• Task directions:
Quote every line below exactly as it reads.

(Dataset entries)
* * * * * * *

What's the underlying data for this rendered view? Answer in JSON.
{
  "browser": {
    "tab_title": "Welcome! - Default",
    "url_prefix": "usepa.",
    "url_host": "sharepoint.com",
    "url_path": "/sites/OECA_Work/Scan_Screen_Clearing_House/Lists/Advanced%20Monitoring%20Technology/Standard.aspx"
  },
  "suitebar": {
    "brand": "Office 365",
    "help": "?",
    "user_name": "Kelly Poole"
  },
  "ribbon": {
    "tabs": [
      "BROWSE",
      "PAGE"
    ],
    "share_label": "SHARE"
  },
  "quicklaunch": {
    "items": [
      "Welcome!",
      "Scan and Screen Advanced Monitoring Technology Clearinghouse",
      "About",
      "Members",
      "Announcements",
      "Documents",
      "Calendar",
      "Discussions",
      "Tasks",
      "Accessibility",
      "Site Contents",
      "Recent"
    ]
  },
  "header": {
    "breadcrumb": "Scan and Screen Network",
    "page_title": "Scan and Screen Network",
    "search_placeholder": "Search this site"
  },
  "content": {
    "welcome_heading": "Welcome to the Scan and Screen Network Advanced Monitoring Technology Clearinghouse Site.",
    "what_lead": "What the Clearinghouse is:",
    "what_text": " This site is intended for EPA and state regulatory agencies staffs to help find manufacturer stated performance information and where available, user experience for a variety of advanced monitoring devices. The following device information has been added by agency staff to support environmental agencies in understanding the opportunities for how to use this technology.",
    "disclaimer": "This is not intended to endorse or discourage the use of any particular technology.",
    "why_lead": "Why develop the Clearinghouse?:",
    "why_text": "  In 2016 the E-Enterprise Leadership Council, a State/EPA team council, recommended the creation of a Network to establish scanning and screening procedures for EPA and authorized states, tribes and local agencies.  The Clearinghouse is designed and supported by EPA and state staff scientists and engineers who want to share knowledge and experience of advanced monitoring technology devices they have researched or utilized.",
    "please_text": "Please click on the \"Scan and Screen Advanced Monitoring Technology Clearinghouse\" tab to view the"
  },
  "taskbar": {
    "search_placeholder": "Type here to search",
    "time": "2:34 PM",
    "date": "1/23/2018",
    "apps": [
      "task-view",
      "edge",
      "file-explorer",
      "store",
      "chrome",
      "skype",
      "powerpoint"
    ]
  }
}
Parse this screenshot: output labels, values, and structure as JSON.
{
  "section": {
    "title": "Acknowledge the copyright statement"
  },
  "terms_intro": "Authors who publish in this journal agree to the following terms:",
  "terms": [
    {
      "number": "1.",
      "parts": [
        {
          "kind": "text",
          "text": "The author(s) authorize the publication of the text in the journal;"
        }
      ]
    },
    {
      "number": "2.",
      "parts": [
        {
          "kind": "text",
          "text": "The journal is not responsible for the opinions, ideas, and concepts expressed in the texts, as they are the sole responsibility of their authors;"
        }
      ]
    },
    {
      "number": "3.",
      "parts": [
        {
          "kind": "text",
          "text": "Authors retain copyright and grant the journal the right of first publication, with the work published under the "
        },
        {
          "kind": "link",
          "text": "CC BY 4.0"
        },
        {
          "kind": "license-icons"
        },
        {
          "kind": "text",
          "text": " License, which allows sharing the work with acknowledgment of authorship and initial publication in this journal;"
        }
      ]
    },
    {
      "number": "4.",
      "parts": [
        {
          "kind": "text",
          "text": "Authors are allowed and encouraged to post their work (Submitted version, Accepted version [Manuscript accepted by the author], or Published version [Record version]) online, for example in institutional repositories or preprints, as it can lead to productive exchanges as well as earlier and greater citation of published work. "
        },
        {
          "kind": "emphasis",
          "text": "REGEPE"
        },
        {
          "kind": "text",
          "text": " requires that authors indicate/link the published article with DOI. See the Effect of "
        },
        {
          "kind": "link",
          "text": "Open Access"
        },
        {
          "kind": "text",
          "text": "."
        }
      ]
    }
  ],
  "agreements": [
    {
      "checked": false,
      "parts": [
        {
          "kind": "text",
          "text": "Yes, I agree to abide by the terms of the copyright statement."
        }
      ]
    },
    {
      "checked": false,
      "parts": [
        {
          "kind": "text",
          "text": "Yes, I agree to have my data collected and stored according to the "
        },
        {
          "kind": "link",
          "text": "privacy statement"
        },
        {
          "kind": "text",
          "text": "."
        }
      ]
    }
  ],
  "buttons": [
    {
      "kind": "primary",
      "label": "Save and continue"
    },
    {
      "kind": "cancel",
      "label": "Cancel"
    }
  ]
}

* * * * * * *

• Solution to the problem:
What's the underlying data for this rendered view? Answer in JSON.
{
  "browser": {
    "tab_title": "Welcome! - Default",
    "url_prefix": "usepa.",
    "url_host": "sharepoint.com",
    "url_path": "/sites/OECA_Work/Scan_Screen_Clearing_House/Lists/Advanced%20Monitoring%20Technology/Standard.aspx"
  },
  "suitebar": {
    "brand": "Office 365",
    "help": "?",
    "user_name": "Kelly Poole"
  },
  "ribbon": {
    "tabs": [
      "BROWSE",
      "PAGE"
    ],
    "share_label": "SHARE"
  },
  "quicklaunch": {
    "items": [
      "Welcome!",
      "Scan and Screen Advanced Monitoring Technology Clearinghouse",
      "About",
      "Members",
      "Announcements",
      "Documents",
      "Calendar",
      "Discussions",
      "Tasks",
      "Accessibility",
      "Site Contents",
      "Recent"
    ]
  },
  "header": {
    "breadcrumb": "Scan and Screen Network",
    "page_title": "Scan and Screen Network",
    "search_placeholder": "Search this site"
  },
  "content": {
    "welcome_heading": "Welcome to the Scan and Screen Network Advanced Monitoring Technology Clearinghouse Site.",
    "what_lead": "What the Clearinghouse is:",
    "what_text": " This site is intended for EPA and state regulatory agencies staffs to help find manufacturer stated performance information and where available, user experience for a variety of advanced monitoring devices. The following device information has been added by agency staff to support environmental agencies in understanding the opportunities for how to use this technology.",
    "disclaimer": "This is not intended to endorse or discourage the use of any particular technology.",
    "why_lead": "Why develop the Clearinghouse?:",
    "why_text": "  In 2016 the E-Enterprise Leadership Council, a State/EPA team council, recommended the creation of a Network to establish scanning and screening procedures for EPA and authorized states, tribes and local agencies.  The Clearinghouse is designed and supported by EPA and state staff scientists and engineers who want to share knowledge and experience of advanced monitoring technology devices they have researched or utilized.",
    "please_text": "Please click on the \"Scan and Screen Advanced Monitoring Technology Clearinghouse\" tab to view the"
  },
  "taskbar": {
    "search_placeholder": "Type here to search",
    "time": "2:34 PM",
    "date": "1/23/2018",
    "apps": [
      "task-view",
      "edge",
      "file-explorer",
      "store",
      "chrome",
      "skype",
      "powerpoint"
    ]
  }
}
Parse this screenshot: output labels, values, and structure as JSON.
{
  "section": {
    "title": "Acknowledge the copyright statement"
  },
  "terms_intro": "Authors who publish in this journal agree to the following terms:",
  "terms": [
    {
      "number": "1.",
      "parts": [
        {
          "kind": "text",
          "text": "The author(s) authorize the publication of the text in the journal;"
        }
      ]
    },
    {
      "number": "2.",
      "parts": [
        {
          "kind": "text",
          "text": "The journal is not responsible for the opinions, ideas, and concepts expressed in the texts, as they are the sole responsibility of their authors;"
        }
      ]
    },
    {
      "number": "3.",
      "parts": [
        {
          "kind": "text",
          "text": "Authors retain copyright and grant the journal the right of first publication, with the work published under the "
        },
        {
          "kind": "link",
          "text": "CC BY 4.0"
        },
        {
          "kind": "license-icons"
        },
        {
          "kind": "text",
          "text": " License, which allows sharing the work with acknowledgment of authorship and initial publication in this journal;"
        }
      ]
    },
    {
      "number": "4.",
      "parts": [
        {
          "kind": "text",
          "text": "Authors are allowed and encouraged to post their work (Submitted version, Accepted version [Manuscript accepted by the author], or Published version [Record version]) online, for example in institutional repositories or preprints, as it can lead to productive exchanges as well as earlier and greater citation of published work. "
        },
        {
          "kind": "emphasis",
          "text": "REGEPE"
        },
        {
          "kind": "text",
          "text": " requires that authors indicate/link the published article with DOI. See the Effect of "
        },
        {
          "kind": "link",
          "text": "Open Access"
        },
        {
          "kind": "text",
          "text": "."
        }
      ]
    }
  ],
  "agreements": [
    {
      "checked": false,
      "parts": [
        {
          "kind": "text",
          "text": "Yes, I agree to abide by the terms of the copyright statement."
        }
      ]
    },
    {
      "checked": false,
      "parts": [
        {
          "kind": "text",
          "text": "Yes, I agree to have my data collected and stored according to the "
        },
        {
          "kind": "link",
          "text": "privacy statement"
        },
        {
          "kind": "text",
          "text": "."
        }
      ]
    }
  ],
  "buttons": [
    {
      "kind": "primary",
      "label": "Save and continue"
    },
    {
      "kind": "cancel",
      "label": "Cancel"
    }
  ]
}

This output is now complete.